## WHAT YOU HAVE TO DO
Type out the records that follow, exactly as given.

BEGIN RECORDS FOR PROCESSING

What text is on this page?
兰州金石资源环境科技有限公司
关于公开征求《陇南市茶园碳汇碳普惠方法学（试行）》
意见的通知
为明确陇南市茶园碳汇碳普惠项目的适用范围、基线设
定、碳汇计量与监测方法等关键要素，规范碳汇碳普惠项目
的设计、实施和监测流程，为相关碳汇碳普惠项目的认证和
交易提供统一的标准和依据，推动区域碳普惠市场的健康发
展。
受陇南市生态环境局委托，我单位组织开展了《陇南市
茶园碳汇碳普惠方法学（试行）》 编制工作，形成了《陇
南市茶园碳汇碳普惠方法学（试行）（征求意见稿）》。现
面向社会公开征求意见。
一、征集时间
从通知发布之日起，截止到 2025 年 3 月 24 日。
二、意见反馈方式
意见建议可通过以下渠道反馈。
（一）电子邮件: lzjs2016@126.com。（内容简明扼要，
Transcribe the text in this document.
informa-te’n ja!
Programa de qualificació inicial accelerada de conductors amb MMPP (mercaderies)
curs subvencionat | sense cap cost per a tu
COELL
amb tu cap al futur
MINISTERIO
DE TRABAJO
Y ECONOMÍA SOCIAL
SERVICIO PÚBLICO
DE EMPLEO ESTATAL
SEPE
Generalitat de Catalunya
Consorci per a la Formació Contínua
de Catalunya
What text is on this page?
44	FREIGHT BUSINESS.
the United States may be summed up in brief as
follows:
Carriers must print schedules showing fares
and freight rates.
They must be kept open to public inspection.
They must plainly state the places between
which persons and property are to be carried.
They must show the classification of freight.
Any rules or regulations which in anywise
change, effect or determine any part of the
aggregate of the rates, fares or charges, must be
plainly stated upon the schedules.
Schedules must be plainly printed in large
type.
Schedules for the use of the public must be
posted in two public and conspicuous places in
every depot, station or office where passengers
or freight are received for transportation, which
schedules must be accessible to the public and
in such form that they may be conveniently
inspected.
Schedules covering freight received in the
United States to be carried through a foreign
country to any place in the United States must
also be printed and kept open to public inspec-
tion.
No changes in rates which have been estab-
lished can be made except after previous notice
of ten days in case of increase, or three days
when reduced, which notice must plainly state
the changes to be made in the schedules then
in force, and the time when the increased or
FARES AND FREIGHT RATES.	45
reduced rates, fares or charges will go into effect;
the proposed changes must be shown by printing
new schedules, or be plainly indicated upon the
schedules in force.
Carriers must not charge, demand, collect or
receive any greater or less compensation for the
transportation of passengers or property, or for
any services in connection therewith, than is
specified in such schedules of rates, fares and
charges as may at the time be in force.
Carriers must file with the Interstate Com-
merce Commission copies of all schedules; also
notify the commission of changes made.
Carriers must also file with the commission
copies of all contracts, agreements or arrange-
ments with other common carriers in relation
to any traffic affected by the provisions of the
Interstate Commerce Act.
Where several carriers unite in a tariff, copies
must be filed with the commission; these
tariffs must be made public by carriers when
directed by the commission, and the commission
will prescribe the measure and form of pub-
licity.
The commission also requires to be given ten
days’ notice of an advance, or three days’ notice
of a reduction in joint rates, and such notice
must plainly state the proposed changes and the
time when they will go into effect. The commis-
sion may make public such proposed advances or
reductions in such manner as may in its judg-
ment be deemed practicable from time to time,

END RECORDS FOR PROCESSING

## FINISHED TASK
What text is on this page?
兰州金石资源环境科技有限公司
关于公开征求《陇南市茶园碳汇碳普惠方法学（试行）》
意见的通知
为明确陇南市茶园碳汇碳普惠项目的适用范围、基线设
定、碳汇计量与监测方法等关键要素，规范碳汇碳普惠项目
的设计、实施和监测流程，为相关碳汇碳普惠项目的认证和
交易提供统一的标准和依据，推动区域碳普惠市场的健康发
展。
受陇南市生态环境局委托，我单位组织开展了《陇南市
茶园碳汇碳普惠方法学（试行）》 编制工作，形成了《陇
南市茶园碳汇碳普惠方法学（试行）（征求意见稿）》。现
面向社会公开征求意见。
一、征集时间
从通知发布之日起，截止到 2025 年 3 月 24 日。
二、意见反馈方式
意见建议可通过以下渠道反馈。
（一）电子邮件: lzjs2016@126.com。（内容简明扼要，
Transcribe the text in this document.
informa-te’n ja!
Programa de qualificació inicial accelerada de conductors amb MMPP (mercaderies)
curs subvencionat | sense cap cost per a tu
COELL
amb tu cap al futur
MINISTERIO
DE TRABAJO
Y ECONOMÍA SOCIAL
SERVICIO PÚBLICO
DE EMPLEO ESTATAL
SEPE
Generalitat de Catalunya
Consorci per a la Formació Contínua
de Catalunya
What text is on this page?
44	FREIGHT BUSINESS.
the United States may be summed up in brief as
follows:
Carriers must print schedules showing fares
and freight rates.
They must be kept open to public inspection.
They must plainly state the places between
which persons and property are to be carried.
They must show the classification of freight.
Any rules or regulations which in anywise
change, effect or determine any part of the
aggregate of the rates, fares or charges, must be
plainly stated upon the schedules.
Schedules must be plainly printed in large
type.
Schedules for the use of the public must be
posted in two public and conspicuous places in
every depot, station or office where passengers
or freight are received for transportation, which
schedules must be accessible to the public and
in such form that they may be conveniently
inspected.
Schedules covering freight received in the
United States to be carried through a foreign
country to any place in the United States must
also be printed and kept open to public inspec-
tion.
No changes in rates which have been estab-
lished can be made except after previous notice
of ten days in case of increase, or three days
when reduced, which notice must plainly state
the changes to be made in the schedules then
in force, and the time when the increased or
FARES AND FREIGHT RATES.	45
reduced rates, fares or charges will go into effect;
the proposed changes must be shown by printing
new schedules, or be plainly indicated upon the
schedules in force.
Carriers must not charge, demand, collect or
receive any greater or less compensation for the
transportation of passengers or property, or for
any services in connection therewith, than is
specified in such schedules of rates, fares and
charges as may at the time be in force.
Carriers must file with the Interstate Com-
merce Commission copies of all schedules; also
notify the commission of changes made.
Carriers must also file with the commission
copies of all contracts, agreements or arrange-
ments with other common carriers in relation
to any traffic affected by the provisions of the
Interstate Commerce Act.
Where several carriers unite in a tariff, copies
must be filed with the commission; these
tariffs must be made public by carriers when
directed by the commission, and the commission
will prescribe the measure and form of pub-
licity.
The commission also requires to be given ten
days’ notice of an advance, or three days’ notice
of a reduction in joint rates, and such notice
must plainly state the proposed changes and the
time when they will go into effect. The commis-
sion may make public such proposed advances or
reductions in such manner as may in its judg-
ment be deemed practicable from time to time,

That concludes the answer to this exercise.